→ **Prompt A**
In the blog post on identifying contract parties, what topic did the author's previous post cover?
→ **Prompt B**
Reproduce the passage of the blog post on identifying contract parties between "Step one: Identify" and "to the contract.", inclusive.

→ **Document extract**
------------
“The common law doctrine of privity of contract means that a contract cannot (as a general rule), confer rights or impose obligations arising under it on any person except the parties to it.”
2004 edition of Chitty on Contracts
In my last post, I dealt with indemnification clauses. This time, I want to deal with something simple but vital to any agreement: the parties. I know, I know….this sounds really dry and you could certainly have more fun staring mindlessly at the screen on your Facebook page (not that I have any experience with that….). But trust me, this is important. One of the things I’d like to do with my blog is help you SUNsters get educated so you are better prepared in your day-to-day business dealings and better able to negotiate with confidence. Hey! Stop snoring….bear with me and keep reading.
Step one: Identify the Parties
The idea of identifying the parties properly may seem so obvious as to not warrant a posting on it, but I’ve been surprised at how many times this has been an issue. Don’t skip over the step of being thorough and clear about who is to be bound by the contract. To determine this, think through who you intend to be responsible for performing obligations under the terms of the contract. And then think about who you want to be able to go after if the contracted is breached. That party is the one who must be a party to the contract.
------------
→ **Source material**
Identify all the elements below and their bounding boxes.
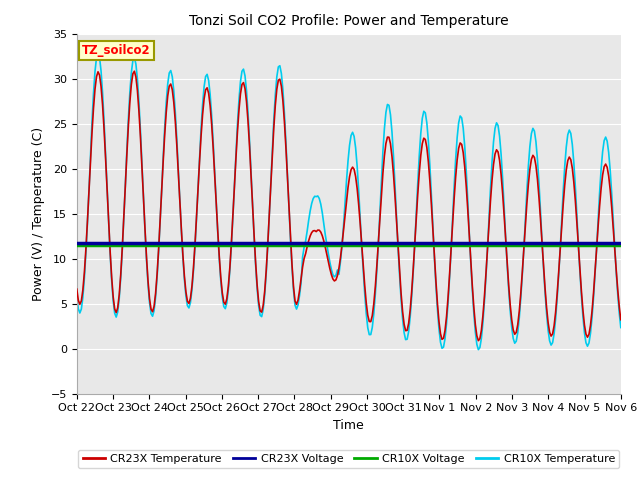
------------
→ **Final answer A**
Indemnification clauses.

→ **Final answer B**
Step one: Identify the Parties
The idea of identifying the parties properly may seem so obvious as to not warrant a posting on it, but I’ve been surprised at how many times this has been an issue. Don’t skip over the step of being thorough and clear about who is to be bound by the contract. To determine this, think through who you intend to be responsible for performing obligations under the terms of the contract. And then think about who you want to be able to go after if the contracted is breached. That party is the one who must be a party to the contract.